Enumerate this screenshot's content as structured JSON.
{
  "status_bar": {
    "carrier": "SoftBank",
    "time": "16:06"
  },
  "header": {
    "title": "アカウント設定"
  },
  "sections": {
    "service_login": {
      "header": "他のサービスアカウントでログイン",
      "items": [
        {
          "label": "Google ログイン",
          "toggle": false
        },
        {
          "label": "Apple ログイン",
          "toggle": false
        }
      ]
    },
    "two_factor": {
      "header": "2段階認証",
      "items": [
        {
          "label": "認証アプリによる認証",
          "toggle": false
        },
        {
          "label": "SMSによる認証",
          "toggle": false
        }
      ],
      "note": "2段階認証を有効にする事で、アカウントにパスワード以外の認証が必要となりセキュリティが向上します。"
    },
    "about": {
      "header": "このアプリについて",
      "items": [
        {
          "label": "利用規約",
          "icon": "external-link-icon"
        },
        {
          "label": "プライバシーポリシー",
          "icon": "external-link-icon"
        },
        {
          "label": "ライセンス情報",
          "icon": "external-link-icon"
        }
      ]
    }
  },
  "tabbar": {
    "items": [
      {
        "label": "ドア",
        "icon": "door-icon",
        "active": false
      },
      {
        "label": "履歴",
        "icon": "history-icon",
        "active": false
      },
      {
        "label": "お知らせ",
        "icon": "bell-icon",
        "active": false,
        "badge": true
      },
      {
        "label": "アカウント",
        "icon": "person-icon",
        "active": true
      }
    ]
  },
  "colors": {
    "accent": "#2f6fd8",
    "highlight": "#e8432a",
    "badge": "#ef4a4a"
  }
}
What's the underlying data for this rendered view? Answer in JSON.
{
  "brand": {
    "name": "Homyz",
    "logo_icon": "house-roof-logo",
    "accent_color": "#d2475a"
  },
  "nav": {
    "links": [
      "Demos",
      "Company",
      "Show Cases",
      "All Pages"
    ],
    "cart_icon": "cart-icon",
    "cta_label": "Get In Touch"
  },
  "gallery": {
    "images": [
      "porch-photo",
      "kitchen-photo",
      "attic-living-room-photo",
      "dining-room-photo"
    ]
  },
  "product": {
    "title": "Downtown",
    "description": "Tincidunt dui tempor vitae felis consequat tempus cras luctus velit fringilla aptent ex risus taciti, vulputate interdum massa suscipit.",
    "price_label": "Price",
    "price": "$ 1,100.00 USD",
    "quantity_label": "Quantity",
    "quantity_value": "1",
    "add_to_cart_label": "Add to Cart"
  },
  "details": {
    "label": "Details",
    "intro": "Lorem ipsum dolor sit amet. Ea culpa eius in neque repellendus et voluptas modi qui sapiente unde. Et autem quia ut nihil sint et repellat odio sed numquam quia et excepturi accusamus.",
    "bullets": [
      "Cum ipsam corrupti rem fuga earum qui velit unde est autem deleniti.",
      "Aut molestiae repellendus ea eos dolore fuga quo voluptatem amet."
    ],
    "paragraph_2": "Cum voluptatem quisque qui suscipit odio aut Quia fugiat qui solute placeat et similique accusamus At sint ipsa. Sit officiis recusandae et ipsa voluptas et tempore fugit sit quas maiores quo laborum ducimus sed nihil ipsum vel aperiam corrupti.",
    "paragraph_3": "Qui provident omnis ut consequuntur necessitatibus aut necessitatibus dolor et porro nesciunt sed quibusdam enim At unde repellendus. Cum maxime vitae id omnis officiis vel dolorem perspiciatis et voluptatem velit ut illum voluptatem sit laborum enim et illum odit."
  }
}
==*==
__PROBLEM TO WORK ON__
Restate every record exactly, leaving nothing out.

__SOLUTION FOR THIS EXERCISE__
Enumerate this screenshot's content as structured JSON.
{
  "status_bar": {
    "carrier": "SoftBank",
    "time": "16:06"
  },
  "header": {
    "title": "アカウント設定"
  },
  "sections": {
    "service_login": {
      "header": "他のサービスアカウントでログイン",
      "items": [
        {
          "label": "Google ログイン",
          "toggle": false
        },
        {
          "label": "Apple ログイン",
          "toggle": false
        }
      ]
    },
    "two_factor": {
      "header": "2段階認証",
      "items": [
        {
          "label": "認証アプリによる認証",
          "toggle": false
        },
        {
          "label": "SMSによる認証",
          "toggle": false
        }
      ],
      "note": "2段階認証を有効にする事で、アカウントにパスワード以外の認証が必要となりセキュリティが向上します。"
    },
    "about": {
      "header": "このアプリについて",
      "items": [
        {
          "label": "利用規約",
          "icon": "external-link-icon"
        },
        {
          "label": "プライバシーポリシー",
          "icon": "external-link-icon"
        },
        {
          "label": "ライセンス情報",
          "icon": "external-link-icon"
        }
      ]
    }
  },
  "tabbar": {
    "items": [
      {
        "label": "ドア",
        "icon": "door-icon",
        "active": false
      },
      {
        "label": "履歴",
        "icon": "history-icon",
        "active": false
      },
      {
        "label": "お知らせ",
        "icon": "bell-icon",
        "active": false,
        "badge": true
      },
      {
        "label": "アカウント",
        "icon": "person-icon",
        "active": true
      }
    ]
  },
  "colors": {
    "accent": "#2f6fd8",
    "highlight": "#e8432a",
    "badge": "#ef4a4a"
  }
}
What's the underlying data for this rendered view? Answer in JSON.
{
  "brand": {
    "name": "Homyz",
    "logo_icon": "house-roof-logo",
    "accent_color": "#d2475a"
  },
  "nav": {
    "links": [
      "Demos",
      "Company",
      "Show Cases",
      "All Pages"
    ],
    "cart_icon": "cart-icon",
    "cta_label": "Get In Touch"
  },
  "gallery": {
    "images": [
      "porch-photo",
      "kitchen-photo",
      "attic-living-room-photo",
      "dining-room-photo"
    ]
  },
  "product": {
    "title": "Downtown",
    "description": "Tincidunt dui tempor vitae felis consequat tempus cras luctus velit fringilla aptent ex risus taciti, vulputate interdum massa suscipit.",
    "price_label": "Price",
    "price": "$ 1,100.00 USD",
    "quantity_label": "Quantity",
    "quantity_value": "1",
    "add_to_cart_label": "Add to Cart"
  },
  "details": {
    "label": "Details",
    "intro": "Lorem ipsum dolor sit amet. Ea culpa eius in neque repellendus et voluptas modi qui sapiente unde. Et autem quia ut nihil sint et repellat odio sed numquam quia et excepturi accusamus.",
    "bullets": [
      "Cum ipsam corrupti rem fuga earum qui velit unde est autem deleniti.",
      "Aut molestiae repellendus ea eos dolore fuga quo voluptatem amet."
    ],
    "paragraph_2": "Cum voluptatem quisque qui suscipit odio aut Quia fugiat qui solute placeat et similique accusamus At sint ipsa. Sit officiis recusandae et ipsa voluptas et tempore fugit sit quas maiores quo laborum ducimus sed nihil ipsum vel aperiam corrupti.",
    "paragraph_3": "Qui provident omnis ut consequuntur necessitatibus aut necessitatibus dolor et porro nesciunt sed quibusdam enim At unde repellendus. Cum maxime vitae id omnis officiis vel dolorem perspiciatis et voluptatem velit ut illum voluptatem sit laborum enim et illum odit."
  }
}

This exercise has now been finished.